#### EXERCISE DIRECTIONS:
Convert the records, starting at the beginning and ending at the line that contains "535, 714, 549]", into a Markdown table with the columns Row and Entry, giving each line a sequential row number and reproducing the line in full. Omit any blank lines.

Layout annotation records
━━━━━━
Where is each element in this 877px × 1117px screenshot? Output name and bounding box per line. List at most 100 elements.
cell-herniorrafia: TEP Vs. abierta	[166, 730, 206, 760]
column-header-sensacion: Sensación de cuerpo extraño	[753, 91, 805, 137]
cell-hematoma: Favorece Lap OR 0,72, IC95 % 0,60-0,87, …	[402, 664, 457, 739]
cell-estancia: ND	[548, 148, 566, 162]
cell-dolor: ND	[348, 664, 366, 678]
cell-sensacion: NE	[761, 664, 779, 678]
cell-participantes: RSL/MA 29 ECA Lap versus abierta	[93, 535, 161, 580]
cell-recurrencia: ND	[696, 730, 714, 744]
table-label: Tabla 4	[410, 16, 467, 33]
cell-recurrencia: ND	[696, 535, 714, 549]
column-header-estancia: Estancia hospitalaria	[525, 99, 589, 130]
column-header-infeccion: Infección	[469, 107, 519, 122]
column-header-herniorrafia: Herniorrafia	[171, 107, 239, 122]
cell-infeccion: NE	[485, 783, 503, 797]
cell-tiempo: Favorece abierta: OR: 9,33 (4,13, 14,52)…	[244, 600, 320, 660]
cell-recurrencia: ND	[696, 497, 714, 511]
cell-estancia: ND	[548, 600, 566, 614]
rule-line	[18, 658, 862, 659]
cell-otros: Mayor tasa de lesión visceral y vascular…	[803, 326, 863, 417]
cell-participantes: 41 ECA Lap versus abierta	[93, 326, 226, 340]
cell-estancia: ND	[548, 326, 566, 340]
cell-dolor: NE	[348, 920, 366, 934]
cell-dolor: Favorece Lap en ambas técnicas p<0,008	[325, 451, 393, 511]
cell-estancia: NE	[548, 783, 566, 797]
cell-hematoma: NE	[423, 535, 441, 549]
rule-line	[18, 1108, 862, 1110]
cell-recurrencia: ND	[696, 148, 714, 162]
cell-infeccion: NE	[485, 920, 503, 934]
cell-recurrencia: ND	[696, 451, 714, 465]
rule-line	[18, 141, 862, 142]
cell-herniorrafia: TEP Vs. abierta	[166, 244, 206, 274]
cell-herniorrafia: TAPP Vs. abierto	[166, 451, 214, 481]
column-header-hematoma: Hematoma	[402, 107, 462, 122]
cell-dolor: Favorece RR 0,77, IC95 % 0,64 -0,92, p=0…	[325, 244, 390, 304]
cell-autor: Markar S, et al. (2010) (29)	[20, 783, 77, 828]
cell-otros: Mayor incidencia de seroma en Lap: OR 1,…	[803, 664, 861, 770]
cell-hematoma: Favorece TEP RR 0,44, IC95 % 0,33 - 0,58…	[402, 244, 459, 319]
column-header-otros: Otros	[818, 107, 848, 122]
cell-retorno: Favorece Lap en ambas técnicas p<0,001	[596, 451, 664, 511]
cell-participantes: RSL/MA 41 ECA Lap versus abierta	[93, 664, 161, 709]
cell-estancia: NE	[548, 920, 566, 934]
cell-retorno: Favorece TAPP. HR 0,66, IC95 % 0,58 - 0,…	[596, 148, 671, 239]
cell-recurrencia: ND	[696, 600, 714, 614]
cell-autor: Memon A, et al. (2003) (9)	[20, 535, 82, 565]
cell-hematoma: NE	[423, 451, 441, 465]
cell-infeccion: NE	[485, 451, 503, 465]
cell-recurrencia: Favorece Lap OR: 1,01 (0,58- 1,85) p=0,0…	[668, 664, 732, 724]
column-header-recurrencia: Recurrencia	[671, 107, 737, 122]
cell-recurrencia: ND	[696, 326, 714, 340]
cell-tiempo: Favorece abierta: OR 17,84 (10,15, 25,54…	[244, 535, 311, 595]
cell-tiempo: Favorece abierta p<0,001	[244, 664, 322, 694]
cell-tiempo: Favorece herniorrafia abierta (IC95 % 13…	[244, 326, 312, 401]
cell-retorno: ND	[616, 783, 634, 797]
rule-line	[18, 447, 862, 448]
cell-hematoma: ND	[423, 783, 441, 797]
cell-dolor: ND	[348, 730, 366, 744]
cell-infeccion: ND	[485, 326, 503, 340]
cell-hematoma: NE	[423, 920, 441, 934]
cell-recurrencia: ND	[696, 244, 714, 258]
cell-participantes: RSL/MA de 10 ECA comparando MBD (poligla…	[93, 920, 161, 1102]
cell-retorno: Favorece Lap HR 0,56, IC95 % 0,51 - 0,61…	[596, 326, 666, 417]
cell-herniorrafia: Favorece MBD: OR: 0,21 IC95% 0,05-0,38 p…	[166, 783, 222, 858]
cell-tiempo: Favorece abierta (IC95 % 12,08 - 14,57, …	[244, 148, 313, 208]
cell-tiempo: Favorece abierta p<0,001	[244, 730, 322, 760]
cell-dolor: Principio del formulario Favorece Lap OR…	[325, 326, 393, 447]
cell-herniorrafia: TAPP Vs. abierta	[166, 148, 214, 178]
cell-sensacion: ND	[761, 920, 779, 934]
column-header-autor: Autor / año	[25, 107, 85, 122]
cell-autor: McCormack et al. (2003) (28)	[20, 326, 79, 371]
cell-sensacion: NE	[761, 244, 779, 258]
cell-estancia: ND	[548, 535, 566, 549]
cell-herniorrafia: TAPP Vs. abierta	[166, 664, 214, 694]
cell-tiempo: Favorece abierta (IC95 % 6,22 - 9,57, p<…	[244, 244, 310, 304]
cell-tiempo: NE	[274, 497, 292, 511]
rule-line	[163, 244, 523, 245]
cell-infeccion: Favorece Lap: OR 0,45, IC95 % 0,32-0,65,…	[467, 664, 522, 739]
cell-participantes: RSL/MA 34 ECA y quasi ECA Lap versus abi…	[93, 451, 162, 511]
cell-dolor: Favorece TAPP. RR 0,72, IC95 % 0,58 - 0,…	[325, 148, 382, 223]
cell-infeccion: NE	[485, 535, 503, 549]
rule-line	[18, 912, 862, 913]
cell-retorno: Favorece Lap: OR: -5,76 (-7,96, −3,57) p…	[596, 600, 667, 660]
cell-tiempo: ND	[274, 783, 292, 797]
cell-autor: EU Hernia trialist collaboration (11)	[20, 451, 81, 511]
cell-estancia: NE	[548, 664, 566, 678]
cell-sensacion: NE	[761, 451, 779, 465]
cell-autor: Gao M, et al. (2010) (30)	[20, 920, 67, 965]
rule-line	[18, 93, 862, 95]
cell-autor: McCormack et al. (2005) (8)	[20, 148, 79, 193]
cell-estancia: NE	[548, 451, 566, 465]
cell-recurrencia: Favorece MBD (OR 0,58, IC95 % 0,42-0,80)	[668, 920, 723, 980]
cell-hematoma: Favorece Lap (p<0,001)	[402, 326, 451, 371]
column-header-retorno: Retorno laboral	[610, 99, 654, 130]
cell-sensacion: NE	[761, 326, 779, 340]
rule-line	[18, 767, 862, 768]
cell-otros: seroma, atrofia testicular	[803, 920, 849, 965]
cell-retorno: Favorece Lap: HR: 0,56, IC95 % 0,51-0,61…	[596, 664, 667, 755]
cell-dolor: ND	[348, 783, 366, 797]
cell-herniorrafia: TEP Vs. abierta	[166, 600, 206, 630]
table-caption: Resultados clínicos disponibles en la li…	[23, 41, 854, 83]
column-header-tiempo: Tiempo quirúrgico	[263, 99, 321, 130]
━━━━━━
#### THE RESPONSE:
| Row | Entry |
|---|---|
| 1 | Where is each element in this 877px × 1117px screenshot? Output name and bounding box per line. List at most 100 elements. |
| 2 | cell-herniorrafia: TEP Vs. abierta	[166, 730, 206, 760] |
| 3 | column-header-sensacion: Sensación de cuerpo extraño	[753, 91, 805, 137] |
| 4 | cell-hematoma: Favorece Lap OR 0,72, IC95 % 0,60-0,87, …	[402, 664, 457, 739] |
| 5 | cell-estancia: ND	[548, 148, 566, 162] |
| 6 | cell-dolor: ND	[348, 664, 366, 678] |
| 7 | cell-sensacion: NE	[761, 664, 779, 678] |
| 8 | cell-participantes: RSL/MA 29 ECA Lap versus abierta	[93, 535, 161, 580] |
| 9 | cell-recurrencia: ND	[696, 730, 714, 744] |
| 10 | table-label: Tabla 4	[410, 16, 467, 33] |
| 11 | cell-recurrencia: ND	[696, 535, 714, 549] |